## WHAT TO WORK ON
Emit the data below verbatim, stripping out any pictures.

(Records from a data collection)
· · · ·
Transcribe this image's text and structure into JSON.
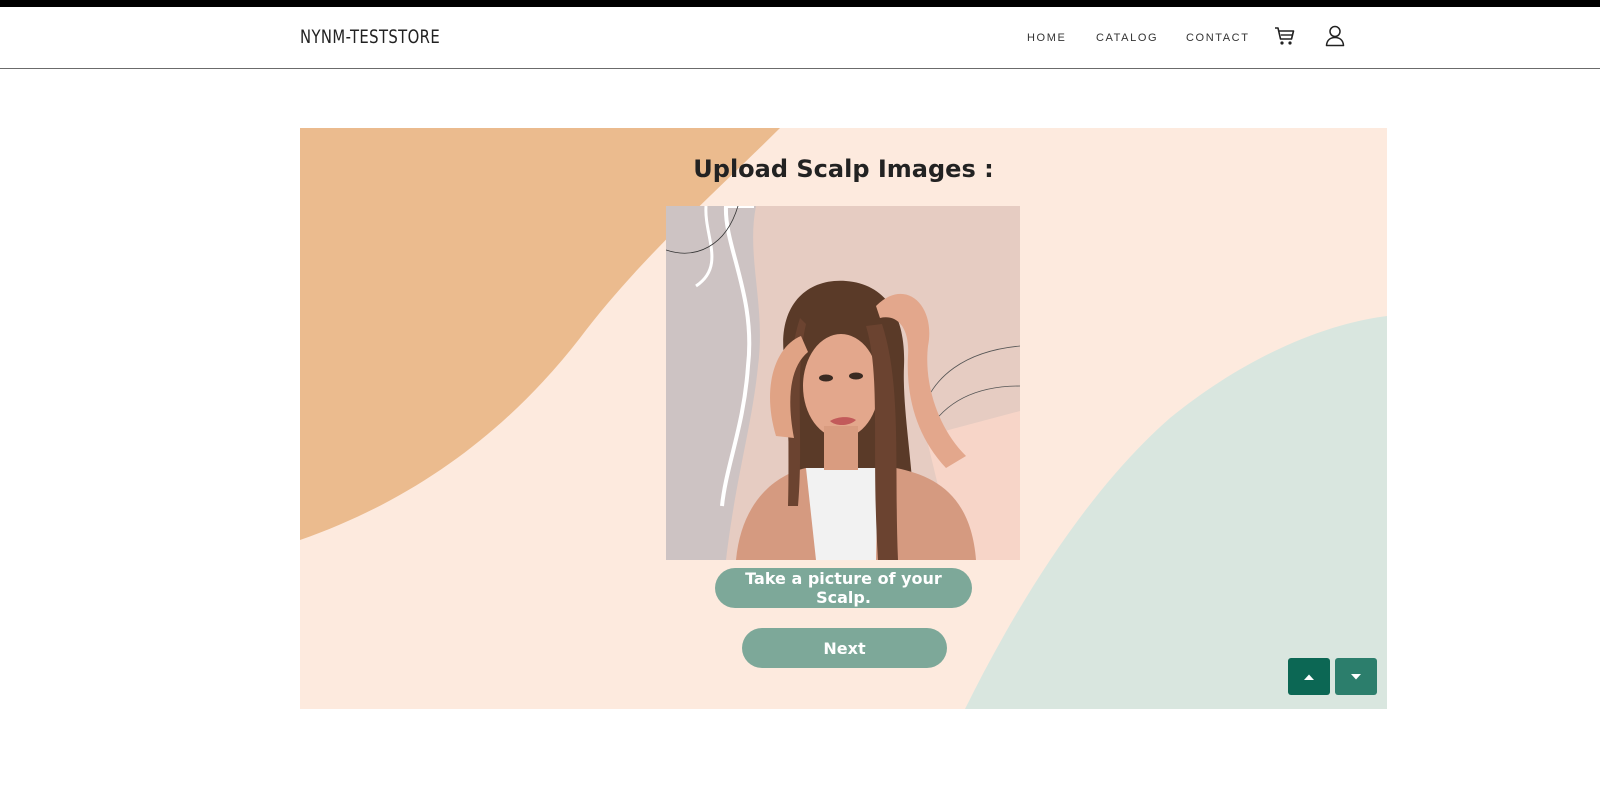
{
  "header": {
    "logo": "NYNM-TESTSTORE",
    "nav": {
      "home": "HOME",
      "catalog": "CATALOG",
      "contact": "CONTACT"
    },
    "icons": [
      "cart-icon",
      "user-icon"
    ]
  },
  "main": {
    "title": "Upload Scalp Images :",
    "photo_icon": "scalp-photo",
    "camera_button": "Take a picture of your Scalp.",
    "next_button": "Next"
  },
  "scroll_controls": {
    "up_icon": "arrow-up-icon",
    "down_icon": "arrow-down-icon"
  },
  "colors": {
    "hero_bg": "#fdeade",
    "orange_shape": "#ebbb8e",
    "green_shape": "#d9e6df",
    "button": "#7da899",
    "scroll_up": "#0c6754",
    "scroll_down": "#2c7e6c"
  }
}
· · · ·
## RESULT OF THE TASK
Transcribe this image's text and structure into JSON.
{
  "header": {
    "logo": "NYNM-TESTSTORE",
    "nav": {
      "home": "HOME",
      "catalog": "CATALOG",
      "contact": "CONTACT"
    },
    "icons": [
      "cart-icon",
      "user-icon"
    ]
  },
  "main": {
    "title": "Upload Scalp Images :",
    "photo_icon": "scalp-photo",
    "camera_button": "Take a picture of your Scalp.",
    "next_button": "Next"
  },
  "scroll_controls": {
    "up_icon": "arrow-up-icon",
    "down_icon": "arrow-down-icon"
  },
  "colors": {
    "hero_bg": "#fdeade",
    "orange_shape": "#ebbb8e",
    "green_shape": "#d9e6df",
    "button": "#7da899",
    "scroll_up": "#0c6754",
    "scroll_down": "#2c7e6c"
  }
}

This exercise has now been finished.